### PROBLEM TO WORK ON
Present the data once more in exactly its original form.

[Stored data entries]
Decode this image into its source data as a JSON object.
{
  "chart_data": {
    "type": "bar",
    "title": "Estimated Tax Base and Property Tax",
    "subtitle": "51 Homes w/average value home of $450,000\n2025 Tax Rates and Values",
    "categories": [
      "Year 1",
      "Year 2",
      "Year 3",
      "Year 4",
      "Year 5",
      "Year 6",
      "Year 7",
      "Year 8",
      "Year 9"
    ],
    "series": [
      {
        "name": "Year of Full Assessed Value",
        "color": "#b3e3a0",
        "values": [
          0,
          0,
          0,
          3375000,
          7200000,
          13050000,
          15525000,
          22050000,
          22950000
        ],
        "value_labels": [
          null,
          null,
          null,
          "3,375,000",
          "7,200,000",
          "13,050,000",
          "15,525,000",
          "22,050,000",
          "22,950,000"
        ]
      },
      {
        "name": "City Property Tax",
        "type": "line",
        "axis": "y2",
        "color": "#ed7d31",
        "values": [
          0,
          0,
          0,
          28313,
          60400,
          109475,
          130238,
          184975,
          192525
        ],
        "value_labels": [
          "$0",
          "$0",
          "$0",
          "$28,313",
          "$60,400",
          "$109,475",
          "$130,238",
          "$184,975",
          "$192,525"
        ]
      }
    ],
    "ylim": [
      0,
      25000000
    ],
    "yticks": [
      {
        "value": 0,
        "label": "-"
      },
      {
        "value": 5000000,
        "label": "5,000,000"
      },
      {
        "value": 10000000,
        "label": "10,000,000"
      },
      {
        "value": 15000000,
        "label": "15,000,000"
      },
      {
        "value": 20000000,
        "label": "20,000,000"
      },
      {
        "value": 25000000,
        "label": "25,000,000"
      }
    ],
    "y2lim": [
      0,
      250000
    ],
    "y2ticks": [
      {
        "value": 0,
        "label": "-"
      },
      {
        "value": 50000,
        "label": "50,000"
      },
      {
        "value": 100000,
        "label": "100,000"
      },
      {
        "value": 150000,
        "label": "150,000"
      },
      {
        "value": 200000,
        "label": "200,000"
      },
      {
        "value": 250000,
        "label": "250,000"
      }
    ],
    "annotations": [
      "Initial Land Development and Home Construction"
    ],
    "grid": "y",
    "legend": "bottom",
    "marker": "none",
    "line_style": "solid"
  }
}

### SOLUTION BELOW
Decode this image into its source data as a JSON object.
{
  "chart_data": {
    "type": "bar",
    "title": "Estimated Tax Base and Property Tax",
    "subtitle": "51 Homes w/average value home of $450,000\n2025 Tax Rates and Values",
    "categories": [
      "Year 1",
      "Year 2",
      "Year 3",
      "Year 4",
      "Year 5",
      "Year 6",
      "Year 7",
      "Year 8",
      "Year 9"
    ],
    "series": [
      {
        "name": "Year of Full Assessed Value",
        "color": "#b3e3a0",
        "values": [
          0,
          0,
          0,
          3375000,
          7200000,
          13050000,
          15525000,
          22050000,
          22950000
        ],
        "value_labels": [
          null,
          null,
          null,
          "3,375,000",
          "7,200,000",
          "13,050,000",
          "15,525,000",
          "22,050,000",
          "22,950,000"
        ]
      },
      {
        "name": "City Property Tax",
        "type": "line",
        "axis": "y2",
        "color": "#ed7d31",
        "values": [
          0,
          0,
          0,
          28313,
          60400,
          109475,
          130238,
          184975,
          192525
        ],
        "value_labels": [
          "$0",
          "$0",
          "$0",
          "$28,313",
          "$60,400",
          "$109,475",
          "$130,238",
          "$184,975",
          "$192,525"
        ]
      }
    ],
    "ylim": [
      0,
      25000000
    ],
    "yticks": [
      {
        "value": 0,
        "label": "-"
      },
      {
        "value": 5000000,
        "label": "5,000,000"
      },
      {
        "value": 10000000,
        "label": "10,000,000"
      },
      {
        "value": 15000000,
        "label": "15,000,000"
      },
      {
        "value": 20000000,
        "label": "20,000,000"
      },
      {
        "value": 25000000,
        "label": "25,000,000"
      }
    ],
    "y2lim": [
      0,
      250000
    ],
    "y2ticks": [
      {
        "value": 0,
        "label": "-"
      },
      {
        "value": 50000,
        "label": "50,000"
      },
      {
        "value": 100000,
        "label": "100,000"
      },
      {
        "value": 150000,
        "label": "150,000"
      },
      {
        "value": 200000,
        "label": "200,000"
      },
      {
        "value": 250000,
        "label": "250,000"
      }
    ],
    "annotations": [
      "Initial Land Development and Home Construction"
    ],
    "grid": "y",
    "legend": "bottom",
    "marker": "none",
    "line_style": "solid"
  }
}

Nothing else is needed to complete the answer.